** Direction **
Write out the records below once more, exactly as they stand.

======== Provided records

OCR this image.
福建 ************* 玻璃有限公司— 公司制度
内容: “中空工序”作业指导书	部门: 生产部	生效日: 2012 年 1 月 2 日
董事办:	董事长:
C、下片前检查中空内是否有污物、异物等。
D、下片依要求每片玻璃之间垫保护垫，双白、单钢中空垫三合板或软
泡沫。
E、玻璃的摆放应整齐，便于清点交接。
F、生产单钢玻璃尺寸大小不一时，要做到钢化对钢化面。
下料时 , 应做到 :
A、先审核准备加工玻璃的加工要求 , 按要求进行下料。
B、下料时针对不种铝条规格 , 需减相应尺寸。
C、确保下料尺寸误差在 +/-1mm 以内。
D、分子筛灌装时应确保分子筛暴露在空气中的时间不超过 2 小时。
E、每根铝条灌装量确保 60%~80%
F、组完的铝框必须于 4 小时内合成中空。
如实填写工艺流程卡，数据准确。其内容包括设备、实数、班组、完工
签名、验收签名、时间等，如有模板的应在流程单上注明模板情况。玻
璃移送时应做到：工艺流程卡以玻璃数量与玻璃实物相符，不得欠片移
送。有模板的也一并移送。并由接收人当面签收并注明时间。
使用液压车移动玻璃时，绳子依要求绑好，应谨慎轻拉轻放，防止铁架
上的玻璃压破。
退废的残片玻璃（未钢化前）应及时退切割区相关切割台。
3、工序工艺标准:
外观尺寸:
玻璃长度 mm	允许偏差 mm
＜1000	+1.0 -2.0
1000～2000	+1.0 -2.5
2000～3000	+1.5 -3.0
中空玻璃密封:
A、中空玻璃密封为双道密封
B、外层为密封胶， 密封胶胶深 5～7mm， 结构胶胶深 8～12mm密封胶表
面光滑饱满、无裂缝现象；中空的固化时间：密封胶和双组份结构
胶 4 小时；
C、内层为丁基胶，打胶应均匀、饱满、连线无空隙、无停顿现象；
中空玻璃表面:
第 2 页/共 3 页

================

** Finished exercise **
OCR this image.
福建 ************* 玻璃有限公司— 公司制度
内容: “中空工序”作业指导书	部门: 生产部	生效日: 2012 年 1 月 2 日
董事办:	董事长:
C、下片前检查中空内是否有污物、异物等。
D、下片依要求每片玻璃之间垫保护垫，双白、单钢中空垫三合板或软
泡沫。
E、玻璃的摆放应整齐，便于清点交接。
F、生产单钢玻璃尺寸大小不一时，要做到钢化对钢化面。
下料时 , 应做到 :
A、先审核准备加工玻璃的加工要求 , 按要求进行下料。
B、下料时针对不种铝条规格 , 需减相应尺寸。
C、确保下料尺寸误差在 +/-1mm 以内。
D、分子筛灌装时应确保分子筛暴露在空气中的时间不超过 2 小时。
E、每根铝条灌装量确保 60%~80%
F、组完的铝框必须于 4 小时内合成中空。
如实填写工艺流程卡，数据准确。其内容包括设备、实数、班组、完工
签名、验收签名、时间等，如有模板的应在流程单上注明模板情况。玻
璃移送时应做到：工艺流程卡以玻璃数量与玻璃实物相符，不得欠片移
送。有模板的也一并移送。并由接收人当面签收并注明时间。
使用液压车移动玻璃时，绳子依要求绑好，应谨慎轻拉轻放，防止铁架
上的玻璃压破。
退废的残片玻璃（未钢化前）应及时退切割区相关切割台。
3、工序工艺标准:
外观尺寸:
玻璃长度 mm	允许偏差 mm
＜1000	+1.0 -2.0
1000～2000	+1.0 -2.5
2000～3000	+1.5 -3.0
中空玻璃密封:
A、中空玻璃密封为双道密封
B、外层为密封胶， 密封胶胶深 5～7mm， 结构胶胶深 8～12mm密封胶表
面光滑饱满、无裂缝现象；中空的固化时间：密封胶和双组份结构
胶 4 小时；
C、内层为丁基胶，打胶应均匀、饱满、连线无空隙、无停顿现象；
中空玻璃表面:
第 2 页/共 3 页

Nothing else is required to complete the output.